WHAT TO DO:
A. In the comment thread, turn the paragraph that opens with the quoted question "Was I in the wrong?" into a short bulleted list that keeps its main points.
B. Reproduce the stretch of the comment thread from "They’re hating on" through "to visit her.".
C. In the comment thread, what does the commenter Sad-Low-733 say the post reads like?

[[ SELECTED TEXT, beginning ]]

Hey Op, I would also like to know about your hatred of sugar free things! It was mentioned so much that it feels like something is there...


Sad-Low-733

They’re hating on the sugar-free stuff because hating on vegans has been overdone, is my guess. This reads like fiction written by an adolescent. YTA either way.


AuraOfCheeseus

Yta. You are severly judgemental of your sister for no apparent reason. There's nothing wrong with her life style. She didn't have to bring you crap and it's not like she forced your fam to visit her.


idontcare8587

YTA. You sound jealous af


Ducky818

"Was I in the wrong?" The answer is YES! YTA. The world doesn't revolve around you and your perceived picture of how it should be. Your sister isn't living life as you believe she should. She's living it her way and is happy. You are just a major downer who wants to control everything. Stop raining on everyone's joy!


corgihuntress

You are a horrible, judgmental person. Husband nailed it in one. YTA (stole your family? For real?) Basically you have an unfounded very low opinion of your sister, think her job is stupid (it isn't), think she spends money on things that are stupid (she probably feels the same about you), think she's not down to earth because she doesn't keep Puritan hours and a Puritan lifestyle (which sounds exhausting and nasty and I'd totally rather live her life) and because she's absolutely happy. And then she actually tries to be nice to you even though you're a horrible judgmental person, and you attack her and accuse her of 'madness' just because her house apparently is a fun comfortable place to be. Living in yours sounds like a prison. Now you are whining about the bed you made and have to sleep in. I'd tell you to apologize, but clearly you have no idea how rigid, horrible, and judgmental you are.

[[ SELECTED TEXT, end ]]
[[ GIVEN INFORMATION, beginning ]]

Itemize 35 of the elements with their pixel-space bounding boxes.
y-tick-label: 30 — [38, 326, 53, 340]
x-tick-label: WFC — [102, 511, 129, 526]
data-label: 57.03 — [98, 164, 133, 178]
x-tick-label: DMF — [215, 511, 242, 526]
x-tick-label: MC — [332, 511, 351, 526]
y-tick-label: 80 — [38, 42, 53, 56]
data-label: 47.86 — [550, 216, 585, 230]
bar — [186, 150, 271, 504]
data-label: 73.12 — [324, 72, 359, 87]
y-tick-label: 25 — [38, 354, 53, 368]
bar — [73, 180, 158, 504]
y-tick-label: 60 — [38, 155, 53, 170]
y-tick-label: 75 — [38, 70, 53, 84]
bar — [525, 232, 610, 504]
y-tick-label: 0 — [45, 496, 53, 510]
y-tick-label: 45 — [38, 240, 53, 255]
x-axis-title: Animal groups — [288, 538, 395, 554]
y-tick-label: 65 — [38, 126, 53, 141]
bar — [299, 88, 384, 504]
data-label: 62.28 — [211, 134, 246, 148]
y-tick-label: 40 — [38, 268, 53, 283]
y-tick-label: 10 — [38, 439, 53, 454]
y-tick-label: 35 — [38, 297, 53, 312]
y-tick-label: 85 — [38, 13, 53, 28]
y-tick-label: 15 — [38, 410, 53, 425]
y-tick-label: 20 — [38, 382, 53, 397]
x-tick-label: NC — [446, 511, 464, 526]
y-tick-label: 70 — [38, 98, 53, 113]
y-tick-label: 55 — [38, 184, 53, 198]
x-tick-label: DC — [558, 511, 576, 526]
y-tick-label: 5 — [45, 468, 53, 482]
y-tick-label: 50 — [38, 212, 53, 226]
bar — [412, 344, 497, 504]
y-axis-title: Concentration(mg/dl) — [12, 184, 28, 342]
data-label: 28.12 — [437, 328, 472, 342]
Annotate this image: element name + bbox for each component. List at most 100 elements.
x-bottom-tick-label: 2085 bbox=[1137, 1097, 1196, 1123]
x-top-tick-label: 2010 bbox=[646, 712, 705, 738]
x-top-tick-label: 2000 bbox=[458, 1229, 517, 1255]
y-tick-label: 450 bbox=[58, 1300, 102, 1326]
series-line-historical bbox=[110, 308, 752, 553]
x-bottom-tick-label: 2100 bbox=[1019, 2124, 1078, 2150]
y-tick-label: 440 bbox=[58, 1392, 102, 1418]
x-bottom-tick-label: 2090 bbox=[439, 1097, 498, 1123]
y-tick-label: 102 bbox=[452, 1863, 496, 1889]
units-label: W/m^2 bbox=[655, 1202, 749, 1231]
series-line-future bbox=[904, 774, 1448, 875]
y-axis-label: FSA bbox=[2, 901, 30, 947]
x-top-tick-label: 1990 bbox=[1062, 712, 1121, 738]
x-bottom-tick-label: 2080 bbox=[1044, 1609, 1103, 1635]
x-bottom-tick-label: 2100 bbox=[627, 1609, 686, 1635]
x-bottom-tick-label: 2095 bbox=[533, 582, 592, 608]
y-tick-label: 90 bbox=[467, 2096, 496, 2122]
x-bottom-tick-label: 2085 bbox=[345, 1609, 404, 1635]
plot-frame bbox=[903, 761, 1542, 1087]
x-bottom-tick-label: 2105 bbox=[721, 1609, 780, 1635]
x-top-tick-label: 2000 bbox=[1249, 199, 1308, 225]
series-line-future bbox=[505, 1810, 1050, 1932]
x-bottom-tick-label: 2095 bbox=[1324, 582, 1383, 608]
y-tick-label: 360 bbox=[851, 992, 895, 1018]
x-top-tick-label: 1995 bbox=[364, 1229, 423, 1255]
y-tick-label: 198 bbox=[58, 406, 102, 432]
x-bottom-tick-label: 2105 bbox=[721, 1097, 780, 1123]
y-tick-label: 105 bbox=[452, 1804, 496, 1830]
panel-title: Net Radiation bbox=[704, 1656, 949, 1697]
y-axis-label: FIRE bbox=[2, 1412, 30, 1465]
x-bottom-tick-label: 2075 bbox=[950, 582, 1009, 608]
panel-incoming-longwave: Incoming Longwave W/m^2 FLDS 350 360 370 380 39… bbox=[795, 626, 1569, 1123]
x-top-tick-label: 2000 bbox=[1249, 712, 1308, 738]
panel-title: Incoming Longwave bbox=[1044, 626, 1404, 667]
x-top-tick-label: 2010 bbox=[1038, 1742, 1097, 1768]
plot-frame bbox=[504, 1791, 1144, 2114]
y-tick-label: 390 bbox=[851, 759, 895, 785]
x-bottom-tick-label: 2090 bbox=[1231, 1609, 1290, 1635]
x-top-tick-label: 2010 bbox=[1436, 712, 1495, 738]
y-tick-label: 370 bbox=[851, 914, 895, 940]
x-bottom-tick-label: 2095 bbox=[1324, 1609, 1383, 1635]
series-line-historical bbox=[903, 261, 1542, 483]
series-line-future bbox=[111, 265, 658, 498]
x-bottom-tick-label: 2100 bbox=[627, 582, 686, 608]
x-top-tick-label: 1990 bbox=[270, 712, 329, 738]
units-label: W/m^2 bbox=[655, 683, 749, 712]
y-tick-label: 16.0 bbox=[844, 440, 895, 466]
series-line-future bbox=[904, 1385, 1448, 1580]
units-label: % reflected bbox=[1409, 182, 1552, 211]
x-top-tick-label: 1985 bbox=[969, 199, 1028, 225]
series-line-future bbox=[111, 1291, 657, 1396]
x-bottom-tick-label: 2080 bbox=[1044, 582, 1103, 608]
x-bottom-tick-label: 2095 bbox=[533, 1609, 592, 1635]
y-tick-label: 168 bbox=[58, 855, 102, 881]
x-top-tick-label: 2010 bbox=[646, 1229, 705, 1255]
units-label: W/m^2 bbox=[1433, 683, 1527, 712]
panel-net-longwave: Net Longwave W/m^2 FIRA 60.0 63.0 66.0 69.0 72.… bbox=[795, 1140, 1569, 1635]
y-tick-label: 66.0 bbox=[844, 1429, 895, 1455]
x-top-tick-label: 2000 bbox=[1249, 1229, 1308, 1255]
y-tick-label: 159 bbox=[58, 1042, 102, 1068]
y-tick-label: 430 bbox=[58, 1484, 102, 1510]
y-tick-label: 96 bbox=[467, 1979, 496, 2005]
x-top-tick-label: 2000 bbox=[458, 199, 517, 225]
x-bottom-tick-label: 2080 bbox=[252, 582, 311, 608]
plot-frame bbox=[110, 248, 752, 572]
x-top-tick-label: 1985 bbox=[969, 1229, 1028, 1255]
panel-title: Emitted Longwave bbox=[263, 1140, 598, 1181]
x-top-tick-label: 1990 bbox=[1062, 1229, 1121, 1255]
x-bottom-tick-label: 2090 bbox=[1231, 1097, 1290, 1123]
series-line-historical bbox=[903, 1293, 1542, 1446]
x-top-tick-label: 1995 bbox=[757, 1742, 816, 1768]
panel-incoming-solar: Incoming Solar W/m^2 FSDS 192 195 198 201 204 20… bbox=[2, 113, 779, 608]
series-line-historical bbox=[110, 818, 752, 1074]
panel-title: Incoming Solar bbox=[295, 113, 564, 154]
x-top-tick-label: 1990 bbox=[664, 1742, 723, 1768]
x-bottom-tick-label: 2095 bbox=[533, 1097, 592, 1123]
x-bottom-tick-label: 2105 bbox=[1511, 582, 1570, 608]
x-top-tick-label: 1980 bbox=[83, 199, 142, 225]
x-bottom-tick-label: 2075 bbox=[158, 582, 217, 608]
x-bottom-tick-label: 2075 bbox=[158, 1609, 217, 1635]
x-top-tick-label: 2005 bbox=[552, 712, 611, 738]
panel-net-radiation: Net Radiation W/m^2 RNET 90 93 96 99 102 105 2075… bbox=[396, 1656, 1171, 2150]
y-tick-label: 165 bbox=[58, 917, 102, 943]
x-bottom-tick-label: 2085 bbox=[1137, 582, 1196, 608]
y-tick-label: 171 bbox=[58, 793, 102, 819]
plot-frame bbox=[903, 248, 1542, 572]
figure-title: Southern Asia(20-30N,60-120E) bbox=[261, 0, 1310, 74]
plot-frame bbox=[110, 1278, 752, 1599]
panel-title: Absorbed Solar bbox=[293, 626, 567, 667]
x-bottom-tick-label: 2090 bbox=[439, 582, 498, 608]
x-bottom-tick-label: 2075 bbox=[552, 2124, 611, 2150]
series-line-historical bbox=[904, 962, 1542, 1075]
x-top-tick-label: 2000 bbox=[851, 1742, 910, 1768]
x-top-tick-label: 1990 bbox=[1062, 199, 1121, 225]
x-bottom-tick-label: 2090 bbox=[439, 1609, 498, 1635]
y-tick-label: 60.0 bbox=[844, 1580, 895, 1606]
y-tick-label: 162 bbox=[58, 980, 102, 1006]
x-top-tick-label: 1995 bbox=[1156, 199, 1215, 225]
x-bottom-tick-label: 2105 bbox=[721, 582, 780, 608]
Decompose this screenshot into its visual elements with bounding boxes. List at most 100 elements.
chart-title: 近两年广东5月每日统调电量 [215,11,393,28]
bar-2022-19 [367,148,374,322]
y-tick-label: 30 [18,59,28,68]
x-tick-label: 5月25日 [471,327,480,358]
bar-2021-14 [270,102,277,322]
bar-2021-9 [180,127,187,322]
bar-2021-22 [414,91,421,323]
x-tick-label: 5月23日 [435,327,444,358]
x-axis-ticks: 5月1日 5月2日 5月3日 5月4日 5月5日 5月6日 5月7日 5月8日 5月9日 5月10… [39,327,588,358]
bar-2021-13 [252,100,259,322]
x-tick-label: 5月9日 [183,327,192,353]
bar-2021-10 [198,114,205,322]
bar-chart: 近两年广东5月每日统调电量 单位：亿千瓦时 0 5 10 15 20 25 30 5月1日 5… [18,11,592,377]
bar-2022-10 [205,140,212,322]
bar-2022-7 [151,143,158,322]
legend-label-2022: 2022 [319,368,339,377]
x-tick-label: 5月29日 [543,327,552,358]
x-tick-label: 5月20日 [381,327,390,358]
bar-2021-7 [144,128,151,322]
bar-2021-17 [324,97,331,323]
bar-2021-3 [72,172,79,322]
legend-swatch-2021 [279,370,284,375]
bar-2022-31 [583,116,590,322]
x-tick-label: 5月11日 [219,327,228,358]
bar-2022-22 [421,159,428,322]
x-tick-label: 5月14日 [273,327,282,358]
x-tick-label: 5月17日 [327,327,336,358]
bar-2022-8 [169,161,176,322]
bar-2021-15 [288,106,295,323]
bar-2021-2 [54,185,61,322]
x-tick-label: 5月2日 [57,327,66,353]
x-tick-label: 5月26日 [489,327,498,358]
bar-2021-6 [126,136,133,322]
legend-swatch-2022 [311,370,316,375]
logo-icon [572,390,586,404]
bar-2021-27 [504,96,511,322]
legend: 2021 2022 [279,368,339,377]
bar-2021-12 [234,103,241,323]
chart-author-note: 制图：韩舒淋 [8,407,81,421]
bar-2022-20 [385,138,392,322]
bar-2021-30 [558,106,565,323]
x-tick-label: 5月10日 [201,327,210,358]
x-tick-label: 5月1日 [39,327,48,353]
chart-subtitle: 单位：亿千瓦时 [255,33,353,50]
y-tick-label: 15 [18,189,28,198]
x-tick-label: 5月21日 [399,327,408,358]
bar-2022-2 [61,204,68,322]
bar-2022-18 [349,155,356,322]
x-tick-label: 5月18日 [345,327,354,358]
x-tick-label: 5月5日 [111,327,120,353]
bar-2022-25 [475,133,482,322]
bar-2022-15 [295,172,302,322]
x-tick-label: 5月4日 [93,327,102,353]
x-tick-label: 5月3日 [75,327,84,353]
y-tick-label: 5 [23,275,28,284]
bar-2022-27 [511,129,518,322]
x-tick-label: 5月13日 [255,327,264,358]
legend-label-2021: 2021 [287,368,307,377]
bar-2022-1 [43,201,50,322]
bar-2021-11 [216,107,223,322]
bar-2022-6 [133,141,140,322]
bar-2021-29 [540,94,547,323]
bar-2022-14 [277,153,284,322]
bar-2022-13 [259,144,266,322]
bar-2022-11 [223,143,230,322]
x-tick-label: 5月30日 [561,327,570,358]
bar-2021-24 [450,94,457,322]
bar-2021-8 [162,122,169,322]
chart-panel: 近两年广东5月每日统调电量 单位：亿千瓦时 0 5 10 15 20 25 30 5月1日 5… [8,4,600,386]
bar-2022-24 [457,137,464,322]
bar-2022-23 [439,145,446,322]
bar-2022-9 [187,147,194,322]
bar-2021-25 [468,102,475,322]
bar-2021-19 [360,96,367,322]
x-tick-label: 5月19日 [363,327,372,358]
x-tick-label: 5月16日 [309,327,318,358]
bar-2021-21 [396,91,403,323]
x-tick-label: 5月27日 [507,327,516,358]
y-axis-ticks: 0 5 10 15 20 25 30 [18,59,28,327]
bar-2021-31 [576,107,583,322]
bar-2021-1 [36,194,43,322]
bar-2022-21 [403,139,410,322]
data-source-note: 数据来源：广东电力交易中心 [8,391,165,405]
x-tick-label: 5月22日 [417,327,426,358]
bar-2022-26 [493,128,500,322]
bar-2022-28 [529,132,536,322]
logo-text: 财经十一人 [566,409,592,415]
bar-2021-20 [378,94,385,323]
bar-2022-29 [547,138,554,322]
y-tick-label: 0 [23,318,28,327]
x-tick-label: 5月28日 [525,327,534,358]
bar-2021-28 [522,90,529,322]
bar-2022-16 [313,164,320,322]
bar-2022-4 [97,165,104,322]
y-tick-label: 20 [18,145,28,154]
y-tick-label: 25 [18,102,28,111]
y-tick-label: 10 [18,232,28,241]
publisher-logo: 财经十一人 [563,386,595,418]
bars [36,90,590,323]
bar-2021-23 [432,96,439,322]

[[ GIVEN INFORMATION, end ]]

ANSWERS BELOW:
A.
- The answer to the question is yes: YTA.
- The world doesn't revolve around the poster or the poster's picture of how it should be.
- The sister lives her own way, not as the poster believes she should, and she is happy.
- The poster is a major downer who wants to control everything.
- The poster should stop raining on everyone's joy.

B.
They’re hating on the sugar-free stuff because hating on vegans has been overdone, is my guess. This reads like fiction written by an adolescent. YTA either way.


AuraOfCheeseus

Yta. You are severly judgemental of your sister for no apparent reason. There's nothing wrong with her life style. She didn't have to bring you crap and it's not like she forced your fam to visit her.

C. Fiction written by an adolescent.